Saved entries

• • • • • • •

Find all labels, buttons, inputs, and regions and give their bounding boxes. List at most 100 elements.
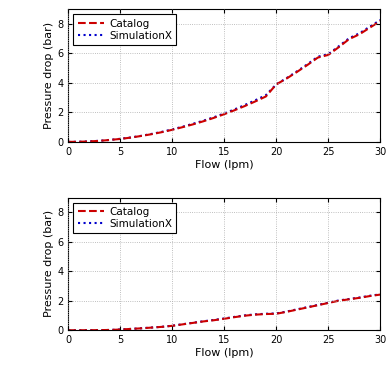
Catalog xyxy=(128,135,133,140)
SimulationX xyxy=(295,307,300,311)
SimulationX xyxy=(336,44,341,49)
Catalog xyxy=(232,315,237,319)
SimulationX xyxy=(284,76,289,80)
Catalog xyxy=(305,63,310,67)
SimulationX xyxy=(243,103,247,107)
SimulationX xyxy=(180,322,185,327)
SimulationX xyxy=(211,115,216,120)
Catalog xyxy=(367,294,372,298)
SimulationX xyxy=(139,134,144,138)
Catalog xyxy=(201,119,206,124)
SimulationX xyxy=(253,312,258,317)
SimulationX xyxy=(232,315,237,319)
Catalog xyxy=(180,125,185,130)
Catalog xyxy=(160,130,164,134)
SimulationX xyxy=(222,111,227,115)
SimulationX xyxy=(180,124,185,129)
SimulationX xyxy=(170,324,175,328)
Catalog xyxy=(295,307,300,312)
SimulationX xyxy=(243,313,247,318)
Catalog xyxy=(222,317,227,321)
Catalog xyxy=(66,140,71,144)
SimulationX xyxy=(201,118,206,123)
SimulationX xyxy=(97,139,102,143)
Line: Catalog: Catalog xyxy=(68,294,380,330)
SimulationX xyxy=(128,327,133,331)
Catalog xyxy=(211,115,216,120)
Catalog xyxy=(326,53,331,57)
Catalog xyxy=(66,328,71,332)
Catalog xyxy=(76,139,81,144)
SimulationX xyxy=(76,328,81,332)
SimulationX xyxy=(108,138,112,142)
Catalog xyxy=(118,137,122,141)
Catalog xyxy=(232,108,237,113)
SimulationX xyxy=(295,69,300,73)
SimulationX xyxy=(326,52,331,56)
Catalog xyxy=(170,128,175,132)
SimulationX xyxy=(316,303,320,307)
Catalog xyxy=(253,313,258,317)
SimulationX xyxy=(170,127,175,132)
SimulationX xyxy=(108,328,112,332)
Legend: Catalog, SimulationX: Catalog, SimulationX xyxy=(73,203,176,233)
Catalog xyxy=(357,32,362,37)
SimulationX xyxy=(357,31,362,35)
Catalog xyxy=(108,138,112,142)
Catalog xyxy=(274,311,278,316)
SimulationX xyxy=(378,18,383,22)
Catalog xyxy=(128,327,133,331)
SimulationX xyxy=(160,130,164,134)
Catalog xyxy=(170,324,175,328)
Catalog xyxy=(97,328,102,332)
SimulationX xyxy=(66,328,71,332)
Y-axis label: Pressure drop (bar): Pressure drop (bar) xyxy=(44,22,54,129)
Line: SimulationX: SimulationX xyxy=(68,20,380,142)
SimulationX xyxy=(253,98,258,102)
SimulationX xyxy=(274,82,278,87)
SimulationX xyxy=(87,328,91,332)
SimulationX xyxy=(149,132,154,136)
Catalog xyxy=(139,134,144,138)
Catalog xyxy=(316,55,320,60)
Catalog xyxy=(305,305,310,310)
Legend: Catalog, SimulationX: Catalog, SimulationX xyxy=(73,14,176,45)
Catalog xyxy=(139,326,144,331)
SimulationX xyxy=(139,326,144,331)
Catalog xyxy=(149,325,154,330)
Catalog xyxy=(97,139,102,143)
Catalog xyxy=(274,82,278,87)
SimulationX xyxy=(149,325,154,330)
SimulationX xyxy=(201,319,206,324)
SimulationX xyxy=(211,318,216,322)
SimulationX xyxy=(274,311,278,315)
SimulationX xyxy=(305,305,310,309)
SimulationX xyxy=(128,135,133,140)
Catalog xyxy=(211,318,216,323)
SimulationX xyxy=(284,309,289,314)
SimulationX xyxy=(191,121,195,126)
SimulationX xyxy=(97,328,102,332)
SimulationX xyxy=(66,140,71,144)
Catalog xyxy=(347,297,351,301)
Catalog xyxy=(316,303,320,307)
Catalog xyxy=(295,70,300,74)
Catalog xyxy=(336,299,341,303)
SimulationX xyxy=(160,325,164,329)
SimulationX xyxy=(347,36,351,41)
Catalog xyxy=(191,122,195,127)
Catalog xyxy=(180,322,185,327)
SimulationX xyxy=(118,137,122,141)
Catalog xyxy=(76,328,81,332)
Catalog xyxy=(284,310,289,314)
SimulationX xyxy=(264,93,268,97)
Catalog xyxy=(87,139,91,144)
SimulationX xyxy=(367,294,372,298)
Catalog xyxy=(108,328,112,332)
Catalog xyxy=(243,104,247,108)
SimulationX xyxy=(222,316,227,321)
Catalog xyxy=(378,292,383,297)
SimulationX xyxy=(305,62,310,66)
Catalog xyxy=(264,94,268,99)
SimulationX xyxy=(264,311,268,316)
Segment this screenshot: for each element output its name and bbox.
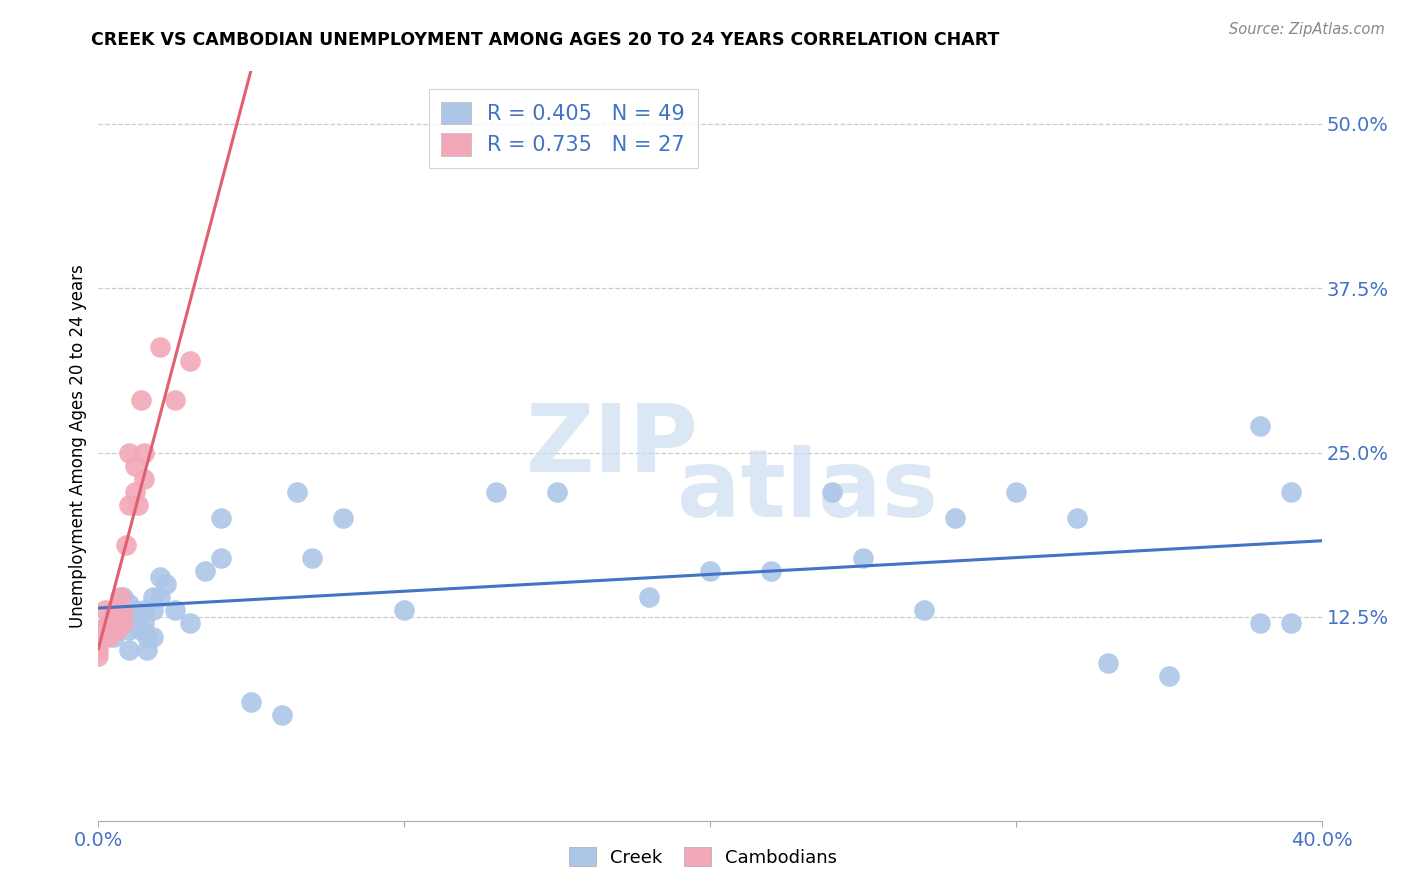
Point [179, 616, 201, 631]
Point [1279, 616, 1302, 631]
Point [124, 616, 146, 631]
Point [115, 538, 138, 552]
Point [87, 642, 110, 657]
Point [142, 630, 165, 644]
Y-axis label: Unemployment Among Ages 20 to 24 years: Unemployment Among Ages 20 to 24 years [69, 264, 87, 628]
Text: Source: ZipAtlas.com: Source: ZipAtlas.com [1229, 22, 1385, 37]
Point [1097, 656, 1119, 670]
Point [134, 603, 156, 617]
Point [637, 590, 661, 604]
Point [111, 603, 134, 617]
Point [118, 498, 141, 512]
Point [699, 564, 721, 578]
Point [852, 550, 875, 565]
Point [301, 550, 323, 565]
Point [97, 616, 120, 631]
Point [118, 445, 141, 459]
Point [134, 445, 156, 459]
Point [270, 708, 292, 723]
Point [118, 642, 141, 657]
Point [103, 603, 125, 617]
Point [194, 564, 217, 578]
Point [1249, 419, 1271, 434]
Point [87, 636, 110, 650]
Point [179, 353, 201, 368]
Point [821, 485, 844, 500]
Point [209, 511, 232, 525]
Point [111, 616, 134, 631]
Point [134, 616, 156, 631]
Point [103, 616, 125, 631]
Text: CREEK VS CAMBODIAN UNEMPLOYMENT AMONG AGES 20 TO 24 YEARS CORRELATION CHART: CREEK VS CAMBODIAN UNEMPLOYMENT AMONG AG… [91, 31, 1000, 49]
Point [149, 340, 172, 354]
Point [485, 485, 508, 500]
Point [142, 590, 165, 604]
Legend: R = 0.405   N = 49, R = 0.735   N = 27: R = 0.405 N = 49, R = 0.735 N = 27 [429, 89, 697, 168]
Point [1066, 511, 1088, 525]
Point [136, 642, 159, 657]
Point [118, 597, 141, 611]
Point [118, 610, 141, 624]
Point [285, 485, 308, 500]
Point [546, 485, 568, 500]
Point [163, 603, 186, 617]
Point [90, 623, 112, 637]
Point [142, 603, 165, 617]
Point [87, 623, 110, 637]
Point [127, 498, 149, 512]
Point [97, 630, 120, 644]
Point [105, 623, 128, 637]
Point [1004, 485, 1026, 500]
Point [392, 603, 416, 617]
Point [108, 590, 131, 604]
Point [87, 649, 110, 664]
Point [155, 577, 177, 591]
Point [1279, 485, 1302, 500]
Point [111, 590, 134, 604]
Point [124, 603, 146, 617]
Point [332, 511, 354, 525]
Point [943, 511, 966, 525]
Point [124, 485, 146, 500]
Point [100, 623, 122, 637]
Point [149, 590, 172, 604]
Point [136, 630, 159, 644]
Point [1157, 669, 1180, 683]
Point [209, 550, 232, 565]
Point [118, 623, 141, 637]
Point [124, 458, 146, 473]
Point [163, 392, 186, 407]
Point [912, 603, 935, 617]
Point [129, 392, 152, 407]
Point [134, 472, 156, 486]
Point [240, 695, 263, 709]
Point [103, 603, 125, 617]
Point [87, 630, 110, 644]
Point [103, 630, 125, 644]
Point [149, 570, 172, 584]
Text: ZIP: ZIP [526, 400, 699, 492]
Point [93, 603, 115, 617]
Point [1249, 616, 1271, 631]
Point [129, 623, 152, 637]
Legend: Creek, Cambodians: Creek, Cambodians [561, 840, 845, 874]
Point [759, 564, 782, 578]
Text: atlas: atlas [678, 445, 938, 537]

• • • • • • •

Directions → Please render the lines of the first item, starting at the line containing "Catalog xyxy=(128,135,133,140)" and ending at the line containing "Catalog xyxy=(201,119,206,124)", as a JSON list of strings with one string per line. Include both end lines and leave out any blank lines.

Full output →
[
  "Catalog xyxy=(128,135,133,140)",
  "SimulationX xyxy=(295,307,300,311)",
  "SimulationX xyxy=(336,44,341,49)",
  "Catalog xyxy=(232,315,237,319)",
  "SimulationX xyxy=(284,76,289,80)",
  "Catalog xyxy=(305,63,310,67)",
  "SimulationX xyxy=(243,103,247,107)",
  "SimulationX xyxy=(180,322,185,327)",
  "SimulationX xyxy=(211,115,216,120)",
  "Catalog xyxy=(367,294,372,298)",
  "SimulationX xyxy=(139,134,144,138)",
  "Catalog xyxy=(201,119,206,124)"
]